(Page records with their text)
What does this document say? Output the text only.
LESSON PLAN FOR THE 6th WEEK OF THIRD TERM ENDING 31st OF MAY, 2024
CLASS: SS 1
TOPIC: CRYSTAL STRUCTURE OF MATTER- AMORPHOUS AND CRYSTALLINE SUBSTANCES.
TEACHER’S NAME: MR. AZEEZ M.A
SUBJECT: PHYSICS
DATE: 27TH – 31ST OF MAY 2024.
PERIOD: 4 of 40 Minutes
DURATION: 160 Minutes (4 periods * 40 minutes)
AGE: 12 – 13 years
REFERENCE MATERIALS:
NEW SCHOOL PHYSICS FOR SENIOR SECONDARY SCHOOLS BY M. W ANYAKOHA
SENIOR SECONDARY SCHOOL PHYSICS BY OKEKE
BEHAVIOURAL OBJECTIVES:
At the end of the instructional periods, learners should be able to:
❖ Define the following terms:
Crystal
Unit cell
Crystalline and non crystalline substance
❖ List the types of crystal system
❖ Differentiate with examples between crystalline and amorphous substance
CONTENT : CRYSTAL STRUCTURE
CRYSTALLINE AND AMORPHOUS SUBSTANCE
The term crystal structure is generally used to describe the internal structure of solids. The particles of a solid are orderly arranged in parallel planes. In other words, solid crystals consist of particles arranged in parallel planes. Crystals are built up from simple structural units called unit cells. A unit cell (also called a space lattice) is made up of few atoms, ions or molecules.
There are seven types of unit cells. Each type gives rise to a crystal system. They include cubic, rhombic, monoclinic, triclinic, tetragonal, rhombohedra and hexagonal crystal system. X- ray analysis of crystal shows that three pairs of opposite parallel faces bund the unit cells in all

**ASSIGNMENT**
Output every entry exactly.

**EXERCISE RESULT**
What does this document say? Output the text only.
LESSON PLAN FOR THE 6th WEEK OF THIRD TERM ENDING 31st OF MAY, 2024
CLASS: SS 1
TOPIC: CRYSTAL STRUCTURE OF MATTER- AMORPHOUS AND CRYSTALLINE SUBSTANCES.
TEACHER’S NAME: MR. AZEEZ M.A
SUBJECT: PHYSICS
DATE: 27TH – 31ST OF MAY 2024.
PERIOD: 4 of 40 Minutes
DURATION: 160 Minutes (4 periods * 40 minutes)
AGE: 12 – 13 years
REFERENCE MATERIALS:
NEW SCHOOL PHYSICS FOR SENIOR SECONDARY SCHOOLS BY M. W ANYAKOHA
SENIOR SECONDARY SCHOOL PHYSICS BY OKEKE
BEHAVIOURAL OBJECTIVES:
At the end of the instructional periods, learners should be able to:
❖ Define the following terms:
Crystal
Unit cell
Crystalline and non crystalline substance
❖ List the types of crystal system
❖ Differentiate with examples between crystalline and amorphous substance
CONTENT : CRYSTAL STRUCTURE
CRYSTALLINE AND AMORPHOUS SUBSTANCE
The term crystal structure is generally used to describe the internal structure of solids. The particles of a solid are orderly arranged in parallel planes. In other words, solid crystals consist of particles arranged in parallel planes. Crystals are built up from simple structural units called unit cells. A unit cell (also called a space lattice) is made up of few atoms, ions or molecules.
There are seven types of unit cells. Each type gives rise to a crystal system. They include cubic, rhombic, monoclinic, triclinic, tetragonal, rhombohedra and hexagonal crystal system. X- ray analysis of crystal shows that three pairs of opposite parallel faces bund the unit cells in all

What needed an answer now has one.